- **Set task**:
The records below are to be quoted in full; please keep every word exact.

(Stored records)
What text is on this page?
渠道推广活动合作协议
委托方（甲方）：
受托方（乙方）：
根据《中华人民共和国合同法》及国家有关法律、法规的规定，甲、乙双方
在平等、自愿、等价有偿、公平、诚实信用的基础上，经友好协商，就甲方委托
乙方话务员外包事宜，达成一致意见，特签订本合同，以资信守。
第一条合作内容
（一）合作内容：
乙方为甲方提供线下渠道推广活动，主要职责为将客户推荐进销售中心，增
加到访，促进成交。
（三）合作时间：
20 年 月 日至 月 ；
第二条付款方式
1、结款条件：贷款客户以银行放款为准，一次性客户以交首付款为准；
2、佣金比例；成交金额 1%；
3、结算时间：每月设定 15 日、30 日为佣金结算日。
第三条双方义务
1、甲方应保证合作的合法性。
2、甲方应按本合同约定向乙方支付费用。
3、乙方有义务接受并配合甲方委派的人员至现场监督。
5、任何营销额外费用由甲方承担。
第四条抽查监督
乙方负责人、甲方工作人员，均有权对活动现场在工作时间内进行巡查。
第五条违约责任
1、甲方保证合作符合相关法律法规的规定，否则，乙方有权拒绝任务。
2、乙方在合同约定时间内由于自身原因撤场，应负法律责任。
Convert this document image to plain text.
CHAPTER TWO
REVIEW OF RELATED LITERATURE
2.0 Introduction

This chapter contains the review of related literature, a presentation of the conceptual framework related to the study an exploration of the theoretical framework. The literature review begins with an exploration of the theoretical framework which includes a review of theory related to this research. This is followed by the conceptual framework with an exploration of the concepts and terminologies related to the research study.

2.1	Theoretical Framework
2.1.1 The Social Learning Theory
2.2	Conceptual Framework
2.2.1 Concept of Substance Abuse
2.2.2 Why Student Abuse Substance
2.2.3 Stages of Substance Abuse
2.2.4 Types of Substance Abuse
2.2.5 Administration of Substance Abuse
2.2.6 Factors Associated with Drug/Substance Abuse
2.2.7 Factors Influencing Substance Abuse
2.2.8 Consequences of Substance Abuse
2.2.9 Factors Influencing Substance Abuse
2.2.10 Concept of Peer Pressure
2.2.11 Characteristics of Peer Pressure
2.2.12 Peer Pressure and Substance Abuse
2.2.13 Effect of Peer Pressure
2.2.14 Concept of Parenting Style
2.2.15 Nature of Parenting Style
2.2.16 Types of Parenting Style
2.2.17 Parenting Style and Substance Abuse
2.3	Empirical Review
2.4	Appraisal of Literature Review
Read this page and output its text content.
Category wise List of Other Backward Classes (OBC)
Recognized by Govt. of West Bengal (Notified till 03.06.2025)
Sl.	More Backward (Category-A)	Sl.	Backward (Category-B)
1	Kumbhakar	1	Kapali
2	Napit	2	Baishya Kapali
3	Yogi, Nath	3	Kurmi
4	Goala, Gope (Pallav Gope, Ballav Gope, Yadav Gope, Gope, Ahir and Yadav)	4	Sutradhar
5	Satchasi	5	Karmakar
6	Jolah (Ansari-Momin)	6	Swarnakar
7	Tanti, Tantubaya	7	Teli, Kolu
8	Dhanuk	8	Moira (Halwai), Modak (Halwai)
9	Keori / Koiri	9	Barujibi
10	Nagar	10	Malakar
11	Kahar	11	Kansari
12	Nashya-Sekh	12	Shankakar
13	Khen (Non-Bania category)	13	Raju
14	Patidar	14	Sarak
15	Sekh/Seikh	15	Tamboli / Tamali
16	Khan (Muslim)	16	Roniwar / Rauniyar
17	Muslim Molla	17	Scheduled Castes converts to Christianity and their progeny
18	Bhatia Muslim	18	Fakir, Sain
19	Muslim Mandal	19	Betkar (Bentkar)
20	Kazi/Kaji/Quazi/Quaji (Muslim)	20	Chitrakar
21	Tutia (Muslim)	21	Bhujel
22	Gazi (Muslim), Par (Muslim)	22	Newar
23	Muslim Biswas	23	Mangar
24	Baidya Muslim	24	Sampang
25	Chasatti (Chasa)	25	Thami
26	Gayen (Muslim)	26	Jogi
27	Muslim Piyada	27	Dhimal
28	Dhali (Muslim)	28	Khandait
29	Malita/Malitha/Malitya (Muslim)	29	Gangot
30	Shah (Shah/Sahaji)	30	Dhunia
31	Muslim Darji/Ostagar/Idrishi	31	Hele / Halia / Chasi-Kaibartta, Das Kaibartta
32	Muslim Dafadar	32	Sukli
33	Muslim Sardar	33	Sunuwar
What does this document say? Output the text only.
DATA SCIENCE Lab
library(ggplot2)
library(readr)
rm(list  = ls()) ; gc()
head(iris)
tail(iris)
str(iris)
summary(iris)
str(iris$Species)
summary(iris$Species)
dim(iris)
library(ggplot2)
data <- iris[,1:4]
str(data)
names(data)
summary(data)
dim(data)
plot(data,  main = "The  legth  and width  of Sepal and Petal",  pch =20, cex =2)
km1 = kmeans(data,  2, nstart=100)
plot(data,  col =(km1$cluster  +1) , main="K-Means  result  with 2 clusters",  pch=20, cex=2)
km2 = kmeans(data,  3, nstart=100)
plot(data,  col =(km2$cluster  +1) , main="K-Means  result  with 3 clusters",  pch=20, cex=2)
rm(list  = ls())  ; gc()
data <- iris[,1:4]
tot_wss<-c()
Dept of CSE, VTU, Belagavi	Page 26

- **Answer to the exercise**:
What text is on this page?
渠道推广活动合作协议
委托方（甲方）：
受托方（乙方）：
根据《中华人民共和国合同法》及国家有关法律、法规的规定，甲、乙双方
在平等、自愿、等价有偿、公平、诚实信用的基础上，经友好协商，就甲方委托
乙方话务员外包事宜，达成一致意见，特签订本合同，以资信守。
第一条合作内容
（一）合作内容：
乙方为甲方提供线下渠道推广活动，主要职责为将客户推荐进销售中心，增
加到访，促进成交。
（三）合作时间：
20 年 月 日至 月 ；
第二条付款方式
1、结款条件：贷款客户以银行放款为准，一次性客户以交首付款为准；
2、佣金比例；成交金额 1%；
3、结算时间：每月设定 15 日、30 日为佣金结算日。
第三条双方义务
1、甲方应保证合作的合法性。
2、甲方应按本合同约定向乙方支付费用。
3、乙方有义务接受并配合甲方委派的人员至现场监督。
5、任何营销额外费用由甲方承担。
第四条抽查监督
乙方负责人、甲方工作人员，均有权对活动现场在工作时间内进行巡查。
第五条违约责任
1、甲方保证合作符合相关法律法规的规定，否则，乙方有权拒绝任务。
2、乙方在合同约定时间内由于自身原因撤场，应负法律责任。
Convert this document image to plain text.
CHAPTER TWO
REVIEW OF RELATED LITERATURE
2.0 Introduction

This chapter contains the review of related literature, a presentation of the conceptual framework related to the study an exploration of the theoretical framework. The literature review begins with an exploration of the theoretical framework which includes a review of theory related to this research. This is followed by the conceptual framework with an exploration of the concepts and terminologies related to the research study.

2.1	Theoretical Framework
2.1.1 The Social Learning Theory
2.2	Conceptual Framework
2.2.1 Concept of Substance Abuse
2.2.2 Why Student Abuse Substance
2.2.3 Stages of Substance Abuse
2.2.4 Types of Substance Abuse
2.2.5 Administration of Substance Abuse
2.2.6 Factors Associated with Drug/Substance Abuse
2.2.7 Factors Influencing Substance Abuse
2.2.8 Consequences of Substance Abuse
2.2.9 Factors Influencing Substance Abuse
2.2.10 Concept of Peer Pressure
2.2.11 Characteristics of Peer Pressure
2.2.12 Peer Pressure and Substance Abuse
2.2.13 Effect of Peer Pressure
2.2.14 Concept of Parenting Style
2.2.15 Nature of Parenting Style
2.2.16 Types of Parenting Style
2.2.17 Parenting Style and Substance Abuse
2.3	Empirical Review
2.4	Appraisal of Literature Review
Read this page and output its text content.
Category wise List of Other Backward Classes (OBC)
Recognized by Govt. of West Bengal (Notified till 03.06.2025)
Sl.	More Backward (Category-A)	Sl.	Backward (Category-B)
1	Kumbhakar	1	Kapali
2	Napit	2	Baishya Kapali
3	Yogi, Nath	3	Kurmi
4	Goala, Gope (Pallav Gope, Ballav Gope, Yadav Gope, Gope, Ahir and Yadav)	4	Sutradhar
5	Satchasi	5	Karmakar
6	Jolah (Ansari-Momin)	6	Swarnakar
7	Tanti, Tantubaya	7	Teli, Kolu
8	Dhanuk	8	Moira (Halwai), Modak (Halwai)
9	Keori / Koiri	9	Barujibi
10	Nagar	10	Malakar
11	Kahar	11	Kansari
12	Nashya-Sekh	12	Shankakar
13	Khen (Non-Bania category)	13	Raju
14	Patidar	14	Sarak
15	Sekh/Seikh	15	Tamboli / Tamali
16	Khan (Muslim)	16	Roniwar / Rauniyar
17	Muslim Molla	17	Scheduled Castes converts to Christianity and their progeny
18	Bhatia Muslim	18	Fakir, Sain
19	Muslim Mandal	19	Betkar (Bentkar)
20	Kazi/Kaji/Quazi/Quaji (Muslim)	20	Chitrakar
21	Tutia (Muslim)	21	Bhujel
22	Gazi (Muslim), Par (Muslim)	22	Newar
23	Muslim Biswas	23	Mangar
24	Baidya Muslim	24	Sampang
25	Chasatti (Chasa)	25	Thami
26	Gayen (Muslim)	26	Jogi
27	Muslim Piyada	27	Dhimal
28	Dhali (Muslim)	28	Khandait
29	Malita/Malitha/Malitya (Muslim)	29	Gangot
30	Shah (Shah/Sahaji)	30	Dhunia
31	Muslim Darji/Ostagar/Idrishi	31	Hele / Halia / Chasi-Kaibartta, Das Kaibartta
32	Muslim Dafadar	32	Sukli
33	Muslim Sardar	33	Sunuwar
What does this document say? Output the text only.
DATA SCIENCE Lab
library(ggplot2)
library(readr)
rm(list  = ls()) ; gc()
head(iris)
tail(iris)
str(iris)
summary(iris)
str(iris$Species)
summary(iris$Species)
dim(iris)
library(ggplot2)
data <- iris[,1:4]
str(data)
names(data)
summary(data)
dim(data)
plot(data,  main = "The  legth  and width  of Sepal and Petal",  pch =20, cex =2)
km1 = kmeans(data,  2, nstart=100)
plot(data,  col =(km1$cluster  +1) , main="K-Means  result  with 2 clusters",  pch=20, cex=2)
km2 = kmeans(data,  3, nstart=100)
plot(data,  col =(km2$cluster  +1) , main="K-Means  result  with 3 clusters",  pch=20, cex=2)
rm(list  = ls())  ; gc()
data <- iris[,1:4]
tot_wss<-c()
Dept of CSE, VTU, Belagavi	Page 26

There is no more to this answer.